Some Catholics seem to think that this Law has fallen into abeyance in these days of self assertion and selfishness, when everyone thinks only of himself and his personal aggrandizement.
"It is useless to urge the Law of Love nowadays," they say, "everyone has to shift for himself, or go under."
No such thing! God's great Law is still and will ever he in full force. Nay, it is more than ever necessary, more than ever our duty and more than ever our own best interest.
WE ARE BOUND TO PRAY FOR THE HOLY SOULS
We are always bound to love and help each other, but the greater the need of our neighbor, the more stringent and the more urgent this obligation is. It is not a favor that we may do or leave undone, it is our duty: we must help each other.
It would be a monstrous crime, for instance, to refuse the poor and destitute the food necessary to keep them alive. It would be appalling to refuse aid to one in direst need, to pass by and not extend a hand to save a drowning man. Not only must we help others when it is easy and convenient, but we must make every sacrifice, when need be, to succor our brother in distress.
Now, who can be in more urgent need of our charity than the souls in Purgatory? What hunger or thirst or dire sufferings on this Earth can compare to their dreadful torments? Neither the poor nor the sick nor the suffering we see around us have any such urgent need of our succor. Yet we find many good-hearted people who interest themselves in every other type of suffering, but alas, scarcely one who works for the Holy Souls!
Who can have more claim on us? Among them, too, there may be our mothers and fathers, our friends and near of kin.
GOD WISHES US TO HELP THEM
In any event, they are God's dearest friends. He longs to help them; He desires most earnestly to have them in Heaven. They can never again offend Him, and they are destined to be with Him for all Eternity. True, God's Justice demands expiation of their sins, but by an amazing dispensation of His Providence He places in our hands the means of assisting them, He gives us the power to relieve and even release them. Nothing pleases Him more than for us to help them. He is as grateful to us as if we had helped Himself.
OUR LADY WANTS US TO HELP THEM
Never did a mother of this Earth love so tenderly a dying child, never did she strive so earnestly to soothe its pains, as Mary seeks to console her suffering children in Purgatory, to have them with her in Heaven. We give her unbounded joy each time we take a soul out of Purgatory.
THE HOLY SOULS WILL REPAY US A THOUSAND TIMES OVER
But what shall we say of the feelings of the Holy Souls themselves? It would be utterly impossible to describe their unbounded gratitude to those who help them! Filled with an immense desire to repay the favors done them, they pray for their benefactors with a fervor so great, so intense, so constant that God can refuse them nothing St. Catherine of Bologna says: "I received many and very great favors from the Saints, but still greater favors from the Holy Souls."
When they are finally released from their pains and enjoy the beatitude of Heaven, far from forgetting their friends on Earth, their gratitude knows no bounds. Prostrate before the Throne of God, they never cease to pray for those who helped them. By their prayers they shield their friends from the dangers and protect them from the evils that threaten them.
^^^^^^^^
* _Written exercise_:
Answer these questions on the passage about the Holy Souls:
1. According to some people, what is it useless to urge nowadays?
2. Who, besides friends and near of kin, may be among the souls in Purgatory?
3. According to St. Catherine of Bologna, from whom did she receive still greater favors than from the Saints?
The material placed after this passage is separate from it.

* _Items_:
^^^^^^^^
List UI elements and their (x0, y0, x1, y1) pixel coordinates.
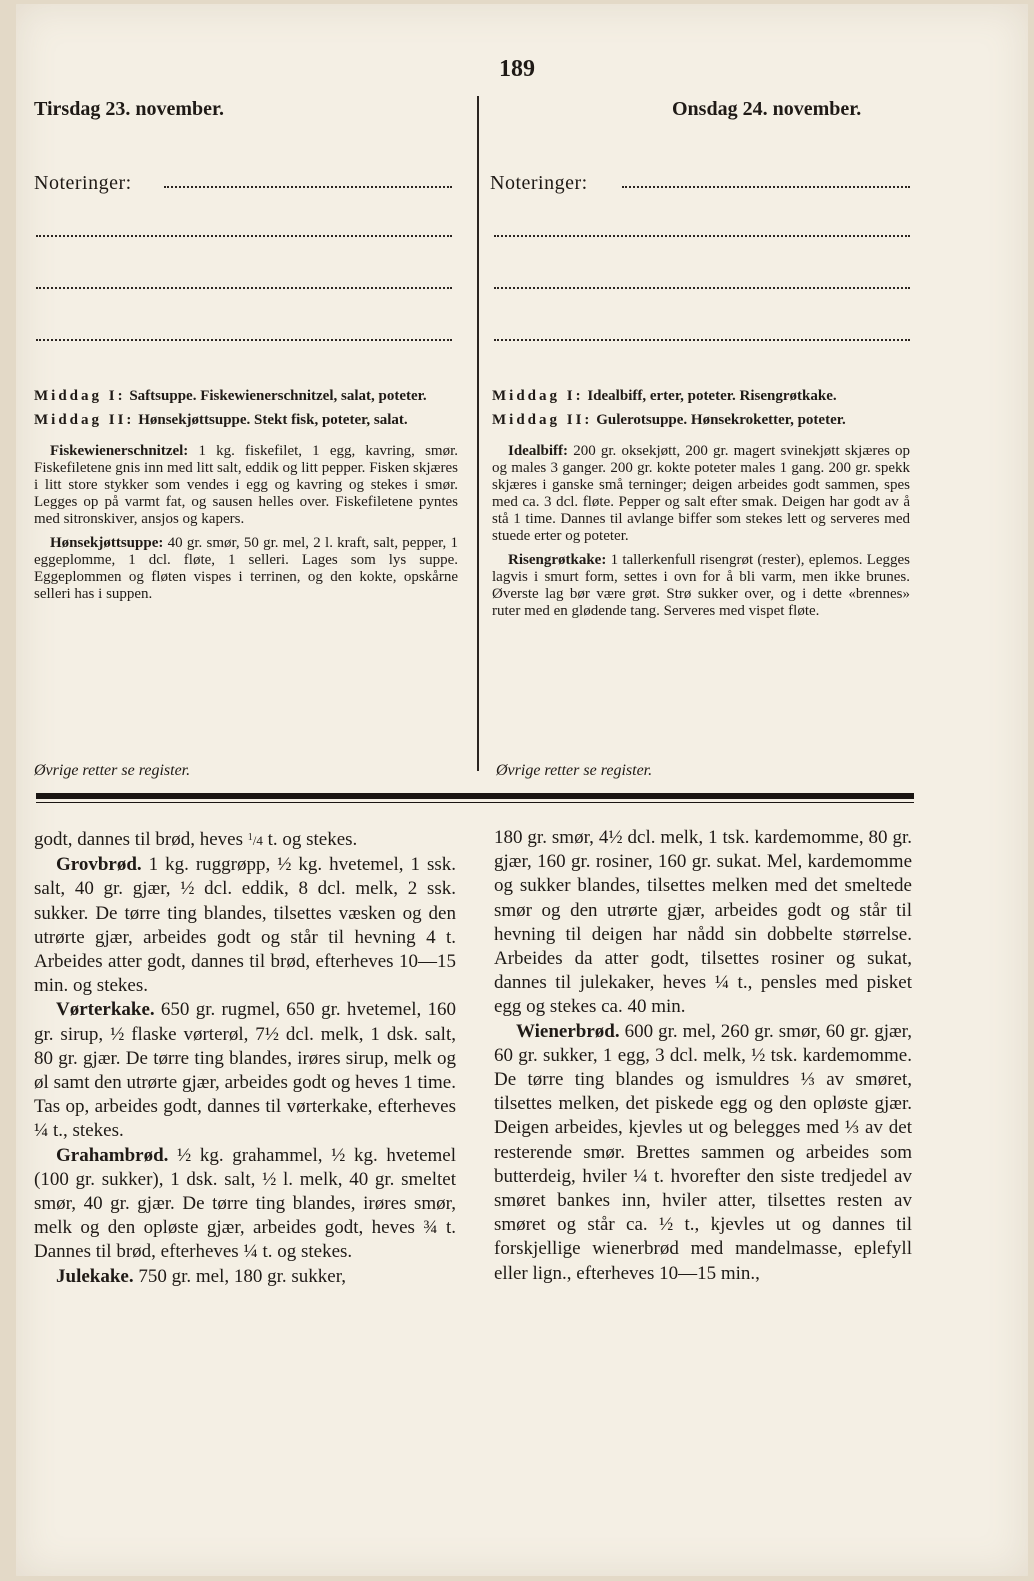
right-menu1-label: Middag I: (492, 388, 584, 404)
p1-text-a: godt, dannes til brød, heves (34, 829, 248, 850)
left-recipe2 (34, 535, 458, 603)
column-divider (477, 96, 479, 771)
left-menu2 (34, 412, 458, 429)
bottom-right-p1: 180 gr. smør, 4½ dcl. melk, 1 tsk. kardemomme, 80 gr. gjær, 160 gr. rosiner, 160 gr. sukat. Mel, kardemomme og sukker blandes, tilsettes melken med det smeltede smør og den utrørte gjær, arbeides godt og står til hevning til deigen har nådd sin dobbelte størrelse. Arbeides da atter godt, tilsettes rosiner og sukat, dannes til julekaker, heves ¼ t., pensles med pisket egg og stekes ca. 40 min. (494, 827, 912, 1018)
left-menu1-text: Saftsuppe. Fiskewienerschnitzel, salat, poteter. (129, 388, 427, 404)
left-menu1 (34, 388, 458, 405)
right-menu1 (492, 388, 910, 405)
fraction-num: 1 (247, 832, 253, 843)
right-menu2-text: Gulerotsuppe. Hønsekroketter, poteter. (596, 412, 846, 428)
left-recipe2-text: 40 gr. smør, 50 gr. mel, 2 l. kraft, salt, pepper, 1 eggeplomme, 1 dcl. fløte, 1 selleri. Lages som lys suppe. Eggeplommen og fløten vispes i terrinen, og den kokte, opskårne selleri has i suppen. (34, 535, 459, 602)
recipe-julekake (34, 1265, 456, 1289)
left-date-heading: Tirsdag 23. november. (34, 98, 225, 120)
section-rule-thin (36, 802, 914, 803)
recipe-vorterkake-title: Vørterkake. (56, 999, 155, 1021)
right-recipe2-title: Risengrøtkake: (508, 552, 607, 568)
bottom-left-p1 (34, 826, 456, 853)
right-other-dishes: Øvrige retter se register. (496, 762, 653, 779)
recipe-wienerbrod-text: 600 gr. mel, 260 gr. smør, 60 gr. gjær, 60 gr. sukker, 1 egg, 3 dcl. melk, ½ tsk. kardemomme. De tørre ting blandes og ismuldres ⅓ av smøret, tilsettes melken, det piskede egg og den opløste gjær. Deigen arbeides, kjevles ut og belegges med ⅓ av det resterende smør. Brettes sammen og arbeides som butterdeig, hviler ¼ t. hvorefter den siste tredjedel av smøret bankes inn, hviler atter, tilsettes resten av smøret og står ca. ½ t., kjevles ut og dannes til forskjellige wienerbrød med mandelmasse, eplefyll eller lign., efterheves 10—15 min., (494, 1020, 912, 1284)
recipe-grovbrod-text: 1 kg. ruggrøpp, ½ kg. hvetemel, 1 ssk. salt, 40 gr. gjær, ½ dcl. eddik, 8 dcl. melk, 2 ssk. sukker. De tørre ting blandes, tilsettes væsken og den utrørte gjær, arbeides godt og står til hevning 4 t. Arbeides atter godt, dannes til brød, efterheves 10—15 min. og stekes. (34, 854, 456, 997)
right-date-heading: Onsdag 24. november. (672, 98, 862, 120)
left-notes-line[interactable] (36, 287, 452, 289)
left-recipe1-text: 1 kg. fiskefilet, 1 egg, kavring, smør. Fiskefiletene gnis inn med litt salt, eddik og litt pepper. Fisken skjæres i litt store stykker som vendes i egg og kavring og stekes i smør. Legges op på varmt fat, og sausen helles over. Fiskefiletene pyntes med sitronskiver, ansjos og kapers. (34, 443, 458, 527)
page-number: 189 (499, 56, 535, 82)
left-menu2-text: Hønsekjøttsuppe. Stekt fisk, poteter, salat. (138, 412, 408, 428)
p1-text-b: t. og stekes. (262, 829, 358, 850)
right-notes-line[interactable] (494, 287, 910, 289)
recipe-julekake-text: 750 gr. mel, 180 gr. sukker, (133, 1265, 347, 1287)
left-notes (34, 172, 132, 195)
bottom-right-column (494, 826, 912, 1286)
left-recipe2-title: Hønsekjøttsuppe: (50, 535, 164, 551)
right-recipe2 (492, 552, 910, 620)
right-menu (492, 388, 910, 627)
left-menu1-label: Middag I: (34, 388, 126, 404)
^^^^^^^^
* _Exercise response_:
1. The Law of Love.
2. Our mothers and fathers.
3. From the Holy Souls.